◆ Brief
Copy out the listing in full, exactly as written, but not its pictures.

◆ Data provided
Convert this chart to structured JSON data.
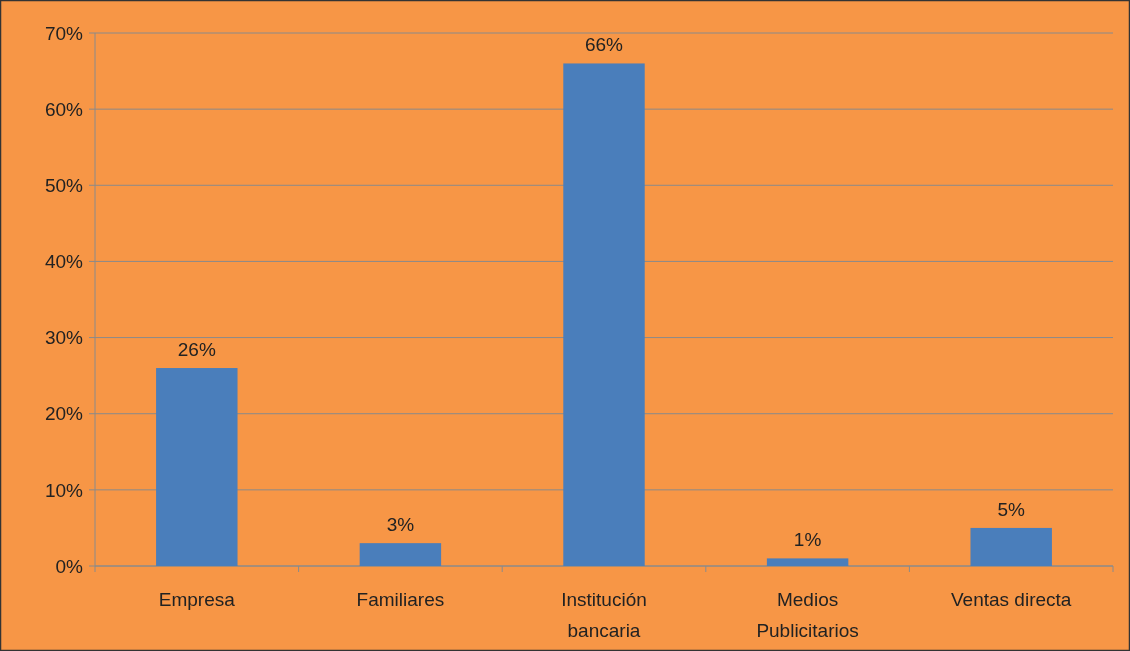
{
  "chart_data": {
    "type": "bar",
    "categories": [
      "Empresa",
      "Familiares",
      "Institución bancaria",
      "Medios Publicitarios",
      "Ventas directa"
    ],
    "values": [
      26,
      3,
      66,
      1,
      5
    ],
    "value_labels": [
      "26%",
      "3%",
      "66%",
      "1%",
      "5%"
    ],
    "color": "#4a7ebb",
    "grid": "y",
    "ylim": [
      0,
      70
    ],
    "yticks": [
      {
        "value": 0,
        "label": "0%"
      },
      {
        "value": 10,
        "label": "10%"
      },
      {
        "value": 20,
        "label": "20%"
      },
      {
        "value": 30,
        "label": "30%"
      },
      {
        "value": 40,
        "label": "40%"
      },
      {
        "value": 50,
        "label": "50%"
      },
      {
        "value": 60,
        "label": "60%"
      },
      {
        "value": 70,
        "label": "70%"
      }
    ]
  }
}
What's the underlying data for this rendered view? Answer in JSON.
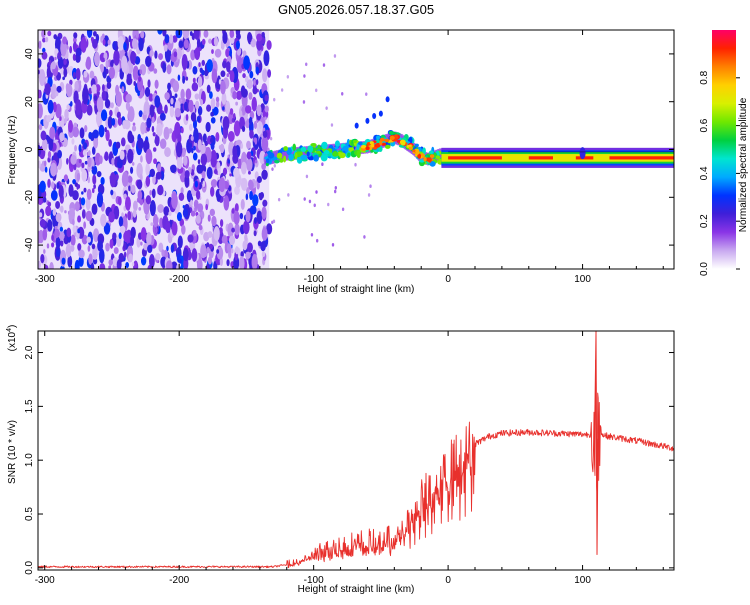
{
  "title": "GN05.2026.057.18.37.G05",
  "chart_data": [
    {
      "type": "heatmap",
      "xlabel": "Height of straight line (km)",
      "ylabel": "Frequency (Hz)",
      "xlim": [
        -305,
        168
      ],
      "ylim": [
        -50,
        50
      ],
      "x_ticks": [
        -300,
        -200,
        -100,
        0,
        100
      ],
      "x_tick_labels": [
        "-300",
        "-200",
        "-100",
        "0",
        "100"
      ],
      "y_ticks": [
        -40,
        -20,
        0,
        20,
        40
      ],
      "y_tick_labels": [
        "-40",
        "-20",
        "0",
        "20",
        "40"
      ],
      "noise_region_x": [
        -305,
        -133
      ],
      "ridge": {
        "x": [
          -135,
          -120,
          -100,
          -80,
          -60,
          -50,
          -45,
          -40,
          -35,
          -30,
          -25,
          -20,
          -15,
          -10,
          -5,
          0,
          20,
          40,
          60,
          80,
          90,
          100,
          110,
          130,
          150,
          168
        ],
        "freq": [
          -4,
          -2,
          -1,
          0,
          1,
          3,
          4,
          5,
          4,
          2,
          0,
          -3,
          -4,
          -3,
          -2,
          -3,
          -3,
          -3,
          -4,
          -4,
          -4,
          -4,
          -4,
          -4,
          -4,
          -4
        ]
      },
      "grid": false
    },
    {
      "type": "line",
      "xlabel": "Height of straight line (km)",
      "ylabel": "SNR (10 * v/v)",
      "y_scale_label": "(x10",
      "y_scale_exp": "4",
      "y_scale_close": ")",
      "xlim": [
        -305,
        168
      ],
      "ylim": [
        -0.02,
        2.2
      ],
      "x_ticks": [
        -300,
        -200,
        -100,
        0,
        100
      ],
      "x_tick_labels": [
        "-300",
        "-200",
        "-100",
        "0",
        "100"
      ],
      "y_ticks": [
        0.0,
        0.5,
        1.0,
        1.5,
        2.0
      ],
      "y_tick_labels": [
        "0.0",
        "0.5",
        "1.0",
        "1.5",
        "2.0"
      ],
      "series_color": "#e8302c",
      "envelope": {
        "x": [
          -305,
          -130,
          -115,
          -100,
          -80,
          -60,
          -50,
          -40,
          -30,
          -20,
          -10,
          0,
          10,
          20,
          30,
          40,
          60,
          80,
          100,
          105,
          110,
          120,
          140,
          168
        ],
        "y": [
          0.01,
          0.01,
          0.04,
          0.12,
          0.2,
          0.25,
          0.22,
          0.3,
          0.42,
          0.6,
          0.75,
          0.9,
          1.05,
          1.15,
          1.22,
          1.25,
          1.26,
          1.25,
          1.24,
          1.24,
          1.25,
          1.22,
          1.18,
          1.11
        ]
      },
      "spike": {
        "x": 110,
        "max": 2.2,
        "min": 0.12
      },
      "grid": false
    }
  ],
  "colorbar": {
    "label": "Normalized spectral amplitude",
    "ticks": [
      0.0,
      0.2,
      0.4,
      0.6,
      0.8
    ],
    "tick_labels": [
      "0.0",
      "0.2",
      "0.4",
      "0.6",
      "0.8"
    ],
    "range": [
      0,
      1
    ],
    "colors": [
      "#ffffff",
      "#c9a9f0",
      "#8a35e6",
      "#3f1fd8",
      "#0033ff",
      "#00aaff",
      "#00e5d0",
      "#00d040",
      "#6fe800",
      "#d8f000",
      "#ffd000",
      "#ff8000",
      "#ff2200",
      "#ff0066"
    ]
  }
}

◆ Solution to the problem
Convert this chart to structured JSON data.
{
  "chart_data": {
    "type": "bar",
    "categories": [
      "Empresa",
      "Familiares",
      "Institución bancaria",
      "Medios Publicitarios",
      "Ventas directa"
    ],
    "values": [
      26,
      3,
      66,
      1,
      5
    ],
    "value_labels": [
      "26%",
      "3%",
      "66%",
      "1%",
      "5%"
    ],
    "color": "#4a7ebb",
    "grid": "y",
    "ylim": [
      0,
      70
    ],
    "yticks": [
      {
        "value": 0,
        "label": "0%"
      },
      {
        "value": 10,
        "label": "10%"
      },
      {
        "value": 20,
        "label": "20%"
      },
      {
        "value": 30,
        "label": "30%"
      },
      {
        "value": 40,
        "label": "40%"
      },
      {
        "value": 50,
        "label": "50%"
      },
      {
        "value": 60,
        "label": "60%"
      },
      {
        "value": 70,
        "label": "70%"
      }
    ]
  }
}
What's the underlying data for this rendered view? Answer in JSON.
{
  "title": "GN05.2026.057.18.37.G05",
  "chart_data": [
    {
      "type": "heatmap",
      "xlabel": "Height of straight line (km)",
      "ylabel": "Frequency (Hz)",
      "xlim": [
        -305,
        168
      ],
      "ylim": [
        -50,
        50
      ],
      "x_ticks": [
        -300,
        -200,
        -100,
        0,
        100
      ],
      "x_tick_labels": [
        "-300",
        "-200",
        "-100",
        "0",
        "100"
      ],
      "y_ticks": [
        -40,
        -20,
        0,
        20,
        40
      ],
      "y_tick_labels": [
        "-40",
        "-20",
        "0",
        "20",
        "40"
      ],
      "noise_region_x": [
        -305,
        -133
      ],
      "ridge": {
        "x": [
          -135,
          -120,
          -100,
          -80,
          -60,
          -50,
          -45,
          -40,
          -35,
          -30,
          -25,
          -20,
          -15,
          -10,
          -5,
          0,
          20,
          40,
          60,
          80,
          90,
          100,
          110,
          130,
          150,
          168
        ],
        "freq": [
          -4,
          -2,
          -1,
          0,
          1,
          3,
          4,
          5,
          4,
          2,
          0,
          -3,
          -4,
          -3,
          -2,
          -3,
          -3,
          -3,
          -4,
          -4,
          -4,
          -4,
          -4,
          -4,
          -4,
          -4
        ]
      },
      "grid": false
    },
    {
      "type": "line",
      "xlabel": "Height of straight line (km)",
      "ylabel": "SNR (10 * v/v)",
      "y_scale_label": "(x10",
      "y_scale_exp": "4",
      "y_scale_close": ")",
      "xlim": [
        -305,
        168
      ],
      "ylim": [
        -0.02,
        2.2
      ],
      "x_ticks": [
        -300,
        -200,
        -100,
        0,
        100
      ],
      "x_tick_labels": [
        "-300",
        "-200",
        "-100",
        "0",
        "100"
      ],
      "y_ticks": [
        0.0,
        0.5,
        1.0,
        1.5,
        2.0
      ],
      "y_tick_labels": [
        "0.0",
        "0.5",
        "1.0",
        "1.5",
        "2.0"
      ],
      "series_color": "#e8302c",
      "envelope": {
        "x": [
          -305,
          -130,
          -115,
          -100,
          -80,
          -60,
          -50,
          -40,
          -30,
          -20,
          -10,
          0,
          10,
          20,
          30,
          40,
          60,
          80,
          100,
          105,
          110,
          120,
          140,
          168
        ],
        "y": [
          0.01,
          0.01,
          0.04,
          0.12,
          0.2,
          0.25,
          0.22,
          0.3,
          0.42,
          0.6,
          0.75,
          0.9,
          1.05,
          1.15,
          1.22,
          1.25,
          1.26,
          1.25,
          1.24,
          1.24,
          1.25,
          1.22,
          1.18,
          1.11
        ]
      },
      "spike": {
        "x": 110,
        "max": 2.2,
        "min": 0.12
      },
      "grid": false
    }
  ],
  "colorbar": {
    "label": "Normalized spectral amplitude",
    "ticks": [
      0.0,
      0.2,
      0.4,
      0.6,
      0.8
    ],
    "tick_labels": [
      "0.0",
      "0.2",
      "0.4",
      "0.6",
      "0.8"
    ],
    "range": [
      0,
      1
    ],
    "colors": [
      "#ffffff",
      "#c9a9f0",
      "#8a35e6",
      "#3f1fd8",
      "#0033ff",
      "#00aaff",
      "#00e5d0",
      "#00d040",
      "#6fe800",
      "#d8f000",
      "#ffd000",
      "#ff8000",
      "#ff2200",
      "#ff0066"
    ]
  }
}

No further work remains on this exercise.